Figure collection entries
━━━━━━━━━━

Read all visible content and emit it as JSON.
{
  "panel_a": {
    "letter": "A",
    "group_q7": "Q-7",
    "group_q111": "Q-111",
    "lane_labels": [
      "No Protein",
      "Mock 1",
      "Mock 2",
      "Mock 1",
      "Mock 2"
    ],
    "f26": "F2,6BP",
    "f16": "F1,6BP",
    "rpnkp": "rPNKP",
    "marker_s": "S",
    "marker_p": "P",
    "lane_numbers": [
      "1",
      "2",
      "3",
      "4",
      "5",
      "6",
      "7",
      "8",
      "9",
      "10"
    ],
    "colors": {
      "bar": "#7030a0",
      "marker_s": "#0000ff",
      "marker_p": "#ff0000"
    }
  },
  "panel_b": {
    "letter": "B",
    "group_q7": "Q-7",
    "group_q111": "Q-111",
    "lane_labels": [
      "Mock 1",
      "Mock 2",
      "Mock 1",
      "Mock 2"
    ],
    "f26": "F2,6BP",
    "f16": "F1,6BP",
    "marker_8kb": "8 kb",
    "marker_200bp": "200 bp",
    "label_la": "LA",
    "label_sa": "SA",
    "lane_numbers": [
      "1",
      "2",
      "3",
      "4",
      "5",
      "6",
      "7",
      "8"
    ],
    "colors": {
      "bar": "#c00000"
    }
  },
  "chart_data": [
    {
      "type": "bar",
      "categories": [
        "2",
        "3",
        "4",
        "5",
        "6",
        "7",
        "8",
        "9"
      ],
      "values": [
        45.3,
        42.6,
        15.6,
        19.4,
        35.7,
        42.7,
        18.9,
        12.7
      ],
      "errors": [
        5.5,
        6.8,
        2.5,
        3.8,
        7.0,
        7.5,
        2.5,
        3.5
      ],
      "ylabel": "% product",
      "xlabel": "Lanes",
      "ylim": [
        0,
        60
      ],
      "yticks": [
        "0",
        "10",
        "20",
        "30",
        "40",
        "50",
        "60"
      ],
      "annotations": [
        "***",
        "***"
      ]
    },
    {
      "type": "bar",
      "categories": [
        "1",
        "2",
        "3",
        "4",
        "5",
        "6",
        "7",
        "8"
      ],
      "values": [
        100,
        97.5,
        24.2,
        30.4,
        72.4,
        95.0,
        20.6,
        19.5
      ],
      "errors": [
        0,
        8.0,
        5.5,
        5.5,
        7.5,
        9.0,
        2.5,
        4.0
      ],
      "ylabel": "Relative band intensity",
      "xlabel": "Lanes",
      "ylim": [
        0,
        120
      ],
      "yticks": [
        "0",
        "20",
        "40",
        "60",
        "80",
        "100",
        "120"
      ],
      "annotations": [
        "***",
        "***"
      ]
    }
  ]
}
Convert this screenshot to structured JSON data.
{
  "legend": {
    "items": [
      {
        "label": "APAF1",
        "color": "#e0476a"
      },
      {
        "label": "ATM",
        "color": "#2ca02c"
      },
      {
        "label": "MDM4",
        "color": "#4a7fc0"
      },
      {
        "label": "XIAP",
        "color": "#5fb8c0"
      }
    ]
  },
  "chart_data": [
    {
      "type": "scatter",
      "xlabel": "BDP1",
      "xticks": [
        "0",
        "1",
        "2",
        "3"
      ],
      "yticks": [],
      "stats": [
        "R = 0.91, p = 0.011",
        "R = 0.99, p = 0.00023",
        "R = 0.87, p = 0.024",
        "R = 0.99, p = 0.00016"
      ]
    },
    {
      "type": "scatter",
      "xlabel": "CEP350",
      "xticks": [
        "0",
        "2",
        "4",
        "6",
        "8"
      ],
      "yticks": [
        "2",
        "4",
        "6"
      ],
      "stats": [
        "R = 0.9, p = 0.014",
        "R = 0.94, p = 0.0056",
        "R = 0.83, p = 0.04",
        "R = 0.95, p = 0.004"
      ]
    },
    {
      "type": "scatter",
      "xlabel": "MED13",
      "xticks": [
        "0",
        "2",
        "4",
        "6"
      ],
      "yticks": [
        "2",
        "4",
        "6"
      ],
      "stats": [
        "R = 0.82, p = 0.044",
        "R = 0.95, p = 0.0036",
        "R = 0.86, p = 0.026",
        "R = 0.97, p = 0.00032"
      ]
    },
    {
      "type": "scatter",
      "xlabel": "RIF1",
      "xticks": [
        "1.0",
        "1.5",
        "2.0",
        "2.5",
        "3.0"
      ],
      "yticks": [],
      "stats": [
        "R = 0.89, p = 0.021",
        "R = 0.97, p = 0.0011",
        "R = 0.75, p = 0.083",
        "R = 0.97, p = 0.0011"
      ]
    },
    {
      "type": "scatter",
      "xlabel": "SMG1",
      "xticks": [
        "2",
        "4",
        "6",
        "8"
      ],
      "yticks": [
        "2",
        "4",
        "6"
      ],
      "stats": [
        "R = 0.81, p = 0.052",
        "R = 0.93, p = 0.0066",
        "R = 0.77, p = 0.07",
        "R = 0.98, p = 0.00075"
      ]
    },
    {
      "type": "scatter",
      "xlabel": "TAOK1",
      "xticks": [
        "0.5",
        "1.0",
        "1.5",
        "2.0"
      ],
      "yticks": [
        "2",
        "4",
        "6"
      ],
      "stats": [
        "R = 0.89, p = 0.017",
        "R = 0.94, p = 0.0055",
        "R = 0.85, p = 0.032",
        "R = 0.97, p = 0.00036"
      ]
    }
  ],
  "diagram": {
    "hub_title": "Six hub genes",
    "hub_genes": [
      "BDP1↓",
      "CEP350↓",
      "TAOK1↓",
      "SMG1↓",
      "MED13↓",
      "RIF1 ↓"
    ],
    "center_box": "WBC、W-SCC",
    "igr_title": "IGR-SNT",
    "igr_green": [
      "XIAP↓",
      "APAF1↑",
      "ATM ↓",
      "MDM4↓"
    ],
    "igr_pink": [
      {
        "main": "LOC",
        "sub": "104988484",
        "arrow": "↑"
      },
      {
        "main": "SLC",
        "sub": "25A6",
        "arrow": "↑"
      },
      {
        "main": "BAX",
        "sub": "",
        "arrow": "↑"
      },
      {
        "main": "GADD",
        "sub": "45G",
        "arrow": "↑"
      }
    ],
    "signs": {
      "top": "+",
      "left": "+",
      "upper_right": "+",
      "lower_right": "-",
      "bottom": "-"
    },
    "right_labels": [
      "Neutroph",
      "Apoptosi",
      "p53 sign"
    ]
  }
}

━━━━━━━━━━

Exercise details >> Search the entries for the string "ylabel" and copy each line where it occurs.

The completed task >>
      "ylabel": "% product",
      "ylabel": "Relative band intensity",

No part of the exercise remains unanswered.